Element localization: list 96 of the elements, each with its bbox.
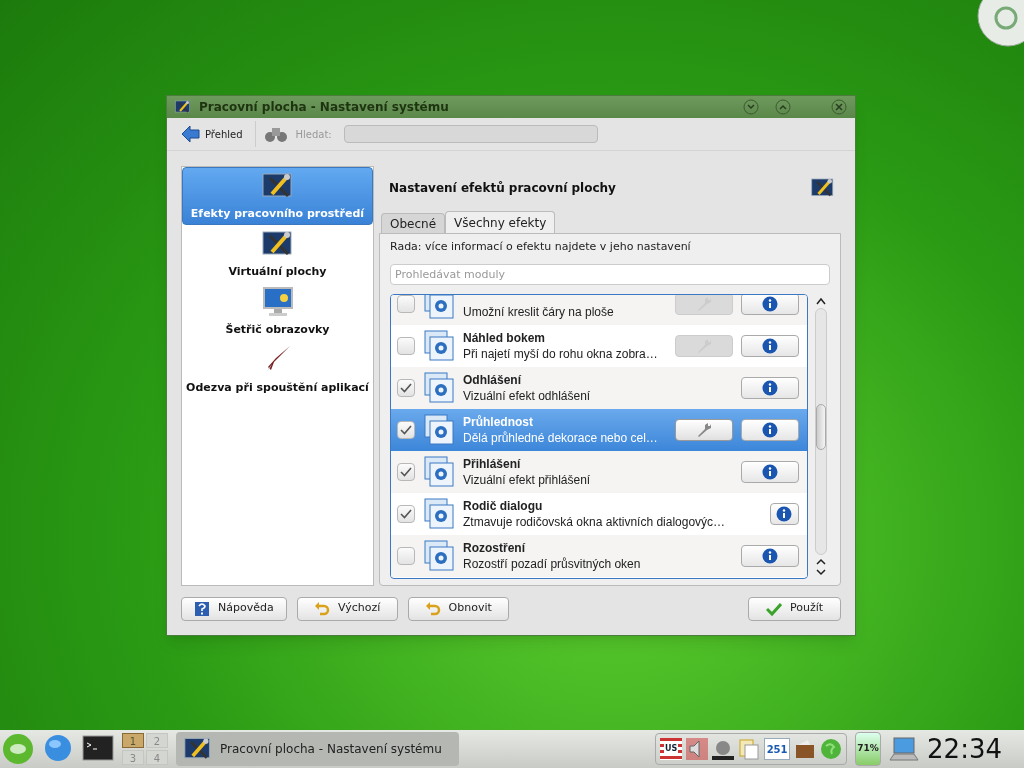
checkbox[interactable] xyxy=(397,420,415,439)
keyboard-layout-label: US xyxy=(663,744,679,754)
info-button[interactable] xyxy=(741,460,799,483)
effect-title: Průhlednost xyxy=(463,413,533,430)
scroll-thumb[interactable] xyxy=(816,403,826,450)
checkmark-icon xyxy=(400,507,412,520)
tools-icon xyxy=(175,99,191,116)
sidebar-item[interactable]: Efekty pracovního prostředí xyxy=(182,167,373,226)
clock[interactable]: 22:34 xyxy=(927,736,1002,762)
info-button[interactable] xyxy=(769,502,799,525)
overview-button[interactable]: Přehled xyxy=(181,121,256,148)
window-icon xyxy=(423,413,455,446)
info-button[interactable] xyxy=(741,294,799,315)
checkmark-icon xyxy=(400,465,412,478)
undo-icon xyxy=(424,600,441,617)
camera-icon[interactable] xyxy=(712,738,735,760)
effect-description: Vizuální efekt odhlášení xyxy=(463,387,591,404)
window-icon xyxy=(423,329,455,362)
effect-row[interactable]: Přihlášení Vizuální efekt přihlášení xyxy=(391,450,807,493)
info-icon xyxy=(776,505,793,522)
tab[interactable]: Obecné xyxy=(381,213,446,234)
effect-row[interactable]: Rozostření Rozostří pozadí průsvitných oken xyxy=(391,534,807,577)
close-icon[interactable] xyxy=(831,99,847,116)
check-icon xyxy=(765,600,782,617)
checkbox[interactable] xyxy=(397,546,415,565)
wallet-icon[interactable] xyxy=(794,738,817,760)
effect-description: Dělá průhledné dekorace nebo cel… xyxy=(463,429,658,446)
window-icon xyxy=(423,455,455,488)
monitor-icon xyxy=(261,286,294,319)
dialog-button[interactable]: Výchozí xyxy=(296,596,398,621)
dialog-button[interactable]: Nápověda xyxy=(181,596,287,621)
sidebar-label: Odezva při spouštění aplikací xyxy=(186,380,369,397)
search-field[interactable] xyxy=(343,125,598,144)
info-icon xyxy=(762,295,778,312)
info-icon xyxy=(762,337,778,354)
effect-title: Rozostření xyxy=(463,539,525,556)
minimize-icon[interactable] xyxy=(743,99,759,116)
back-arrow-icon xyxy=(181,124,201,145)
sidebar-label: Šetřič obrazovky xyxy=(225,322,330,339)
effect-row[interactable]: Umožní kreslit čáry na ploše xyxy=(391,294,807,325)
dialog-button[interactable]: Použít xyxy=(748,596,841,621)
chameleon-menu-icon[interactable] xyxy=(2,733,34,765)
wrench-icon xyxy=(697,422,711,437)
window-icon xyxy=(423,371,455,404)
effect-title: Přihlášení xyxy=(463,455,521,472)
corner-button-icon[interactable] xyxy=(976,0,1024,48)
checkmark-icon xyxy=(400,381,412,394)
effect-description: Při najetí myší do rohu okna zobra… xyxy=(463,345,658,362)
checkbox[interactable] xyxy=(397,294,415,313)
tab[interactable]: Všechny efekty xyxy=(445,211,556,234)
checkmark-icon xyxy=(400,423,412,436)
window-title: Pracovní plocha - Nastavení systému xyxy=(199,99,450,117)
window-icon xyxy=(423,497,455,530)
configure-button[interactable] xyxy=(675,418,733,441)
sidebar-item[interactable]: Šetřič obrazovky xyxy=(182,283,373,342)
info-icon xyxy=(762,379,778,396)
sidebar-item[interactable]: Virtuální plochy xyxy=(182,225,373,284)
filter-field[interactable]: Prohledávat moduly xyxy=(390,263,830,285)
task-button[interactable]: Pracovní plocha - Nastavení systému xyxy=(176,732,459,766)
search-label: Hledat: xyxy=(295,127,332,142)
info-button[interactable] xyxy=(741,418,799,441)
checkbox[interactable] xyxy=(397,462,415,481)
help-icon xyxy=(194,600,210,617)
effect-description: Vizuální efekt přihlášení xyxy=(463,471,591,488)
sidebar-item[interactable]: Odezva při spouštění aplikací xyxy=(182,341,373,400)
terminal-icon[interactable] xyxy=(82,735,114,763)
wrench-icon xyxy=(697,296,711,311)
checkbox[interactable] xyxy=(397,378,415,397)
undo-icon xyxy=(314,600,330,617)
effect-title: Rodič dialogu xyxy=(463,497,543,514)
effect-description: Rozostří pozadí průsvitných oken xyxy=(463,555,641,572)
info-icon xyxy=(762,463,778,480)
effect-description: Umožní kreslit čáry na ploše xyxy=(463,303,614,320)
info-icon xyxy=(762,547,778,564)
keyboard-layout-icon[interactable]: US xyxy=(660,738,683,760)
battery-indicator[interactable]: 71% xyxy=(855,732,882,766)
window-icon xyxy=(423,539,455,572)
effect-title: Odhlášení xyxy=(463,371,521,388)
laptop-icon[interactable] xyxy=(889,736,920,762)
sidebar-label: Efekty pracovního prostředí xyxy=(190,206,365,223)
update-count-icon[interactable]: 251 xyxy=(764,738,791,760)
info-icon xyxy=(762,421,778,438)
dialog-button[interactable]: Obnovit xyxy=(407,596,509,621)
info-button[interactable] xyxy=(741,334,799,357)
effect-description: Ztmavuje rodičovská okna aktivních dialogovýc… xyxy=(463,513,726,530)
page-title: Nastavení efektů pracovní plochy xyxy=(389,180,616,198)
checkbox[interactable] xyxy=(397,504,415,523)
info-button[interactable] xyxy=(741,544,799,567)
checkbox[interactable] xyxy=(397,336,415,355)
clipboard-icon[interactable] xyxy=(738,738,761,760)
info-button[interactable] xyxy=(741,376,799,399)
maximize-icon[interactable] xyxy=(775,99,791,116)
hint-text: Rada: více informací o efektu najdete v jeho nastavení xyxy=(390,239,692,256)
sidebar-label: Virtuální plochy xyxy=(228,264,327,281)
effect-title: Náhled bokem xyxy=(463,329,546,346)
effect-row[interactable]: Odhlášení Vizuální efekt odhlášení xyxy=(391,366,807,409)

Written task → Rewrite all of the items above, replacing every "info-button" with "help-button" and leaving everything else unchanged. Leave the pictures out.

The result →
Element localization: list 96 of the elements, each with its bbox.
checkbox[interactable] xyxy=(397,420,415,439)
keyboard-layout-label: US xyxy=(663,744,679,754)
help-button[interactable] xyxy=(741,460,799,483)
effect-title: Průhlednost xyxy=(463,413,533,430)
scroll-thumb[interactable] xyxy=(816,403,826,450)
checkmark-icon xyxy=(400,507,412,520)
tools-icon xyxy=(175,99,191,116)
sidebar-item[interactable]: Efekty pracovního prostředí xyxy=(182,167,373,226)
clock[interactable]: 22:34 xyxy=(927,736,1002,762)
help-button[interactable] xyxy=(769,502,799,525)
overview-button[interactable]: Přehled xyxy=(181,121,256,148)
window-icon xyxy=(423,413,455,446)
help-button[interactable] xyxy=(741,294,799,315)
checkmark-icon xyxy=(400,465,412,478)
undo-icon xyxy=(424,600,441,617)
camera-icon[interactable] xyxy=(712,738,735,760)
effect-description: Vizuální efekt odhlášení xyxy=(463,387,591,404)
window-icon xyxy=(423,329,455,362)
effect-row[interactable]: Přihlášení Vizuální efekt přihlášení xyxy=(391,450,807,493)
info-icon xyxy=(776,505,793,522)
tab[interactable]: Obecné xyxy=(381,213,446,234)
effect-row[interactable]: Rozostření Rozostří pozadí průsvitných oken xyxy=(391,534,807,577)
close-icon[interactable] xyxy=(831,99,847,116)
check-icon xyxy=(765,600,782,617)
checkbox[interactable] xyxy=(397,546,415,565)
wallet-icon[interactable] xyxy=(794,738,817,760)
effect-description: Dělá průhledné dekorace nebo cel… xyxy=(463,429,658,446)
window-icon xyxy=(423,455,455,488)
monitor-icon xyxy=(261,286,294,319)
dialog-button[interactable]: Výchozí xyxy=(296,596,398,621)
dialog-button[interactable]: Nápověda xyxy=(181,596,287,621)
sidebar-label: Odezva při spouštění aplikací xyxy=(186,380,369,397)
search-field[interactable] xyxy=(343,125,598,144)
info-icon xyxy=(762,295,778,312)
info-icon xyxy=(762,337,778,354)
effect-title: Rozostření xyxy=(463,539,525,556)
minimize-icon[interactable] xyxy=(743,99,759,116)
back-arrow-icon xyxy=(181,124,201,145)
sidebar-label: Šetřič obrazovky xyxy=(225,322,330,339)
effect-row[interactable]: Umožní kreslit čáry na ploše xyxy=(391,294,807,325)
dialog-button[interactable]: Použít xyxy=(748,596,841,621)
chameleon-menu-icon[interactable] xyxy=(2,733,34,765)
wrench-icon xyxy=(697,422,711,437)
window-icon xyxy=(423,371,455,404)
effect-title: Přihlášení xyxy=(463,455,521,472)
corner-button-icon[interactable] xyxy=(976,0,1024,48)
checkmark-icon xyxy=(400,381,412,394)
effect-description: Při najetí myší do rohu okna zobra… xyxy=(463,345,658,362)
checkbox[interactable] xyxy=(397,294,415,313)
tab[interactable]: Všechny efekty xyxy=(445,211,556,234)
checkmark-icon xyxy=(400,423,412,436)
window-title: Pracovní plocha - Nastavení systému xyxy=(199,99,450,117)
window-icon xyxy=(423,497,455,530)
configure-button[interactable] xyxy=(675,418,733,441)
sidebar-item[interactable]: Šetřič obrazovky xyxy=(182,283,373,342)
info-icon xyxy=(762,379,778,396)
sidebar-item[interactable]: Virtuální plochy xyxy=(182,225,373,284)
filter-field[interactable]: Prohledávat moduly xyxy=(390,263,830,285)
task-button[interactable]: Pracovní plocha - Nastavení systému xyxy=(176,732,459,766)
search-label: Hledat: xyxy=(295,127,332,142)
help-button[interactable] xyxy=(741,418,799,441)
checkbox[interactable] xyxy=(397,462,415,481)
help-icon xyxy=(194,600,210,617)
effect-description: Vizuální efekt přihlášení xyxy=(463,471,591,488)
sidebar-item[interactable]: Odezva při spouštění aplikací xyxy=(182,341,373,400)
terminal-icon[interactable] xyxy=(82,735,114,763)
wrench-icon xyxy=(697,296,711,311)
checkbox[interactable] xyxy=(397,378,415,397)
undo-icon xyxy=(314,600,330,617)
effect-title: Rodič dialogu xyxy=(463,497,543,514)
effect-description: Rozostří pozadí průsvitných oken xyxy=(463,555,641,572)
info-icon xyxy=(762,463,778,480)
effect-description: Umožní kreslit čáry na ploše xyxy=(463,303,614,320)
info-icon xyxy=(762,547,778,564)
keyboard-layout-icon[interactable]: US xyxy=(660,738,683,760)
battery-indicator[interactable]: 71% xyxy=(855,732,882,766)
window-icon xyxy=(423,539,455,572)
effect-title: Odhlášení xyxy=(463,371,521,388)
laptop-icon[interactable] xyxy=(889,736,920,762)
sidebar-label: Efekty pracovního prostředí xyxy=(190,206,365,223)
update-count-icon[interactable]: 251 xyxy=(764,738,791,760)
info-icon xyxy=(762,421,778,438)
dialog-button[interactable]: Obnovit xyxy=(407,596,509,621)
help-button[interactable] xyxy=(741,334,799,357)
effect-description: Ztmavuje rodičovská okna aktivních dialogovýc… xyxy=(463,513,726,530)
page-title: Nastavení efektů pracovní plochy xyxy=(389,180,616,198)
checkbox[interactable] xyxy=(397,504,415,523)
help-button[interactable] xyxy=(741,544,799,567)
checkbox[interactable] xyxy=(397,336,415,355)
clipboard-icon[interactable] xyxy=(738,738,761,760)
help-button[interactable] xyxy=(741,376,799,399)
maximize-icon[interactable] xyxy=(775,99,791,116)
hint-text: Rada: více informací o efektu najdete v jeho nastavení xyxy=(390,239,692,256)
sidebar-label: Virtuální plochy xyxy=(228,264,327,281)
effect-title: Náhled bokem xyxy=(463,329,546,346)
effect-row[interactable]: Odhlášení Vizuální efekt odhlášení xyxy=(391,366,807,409)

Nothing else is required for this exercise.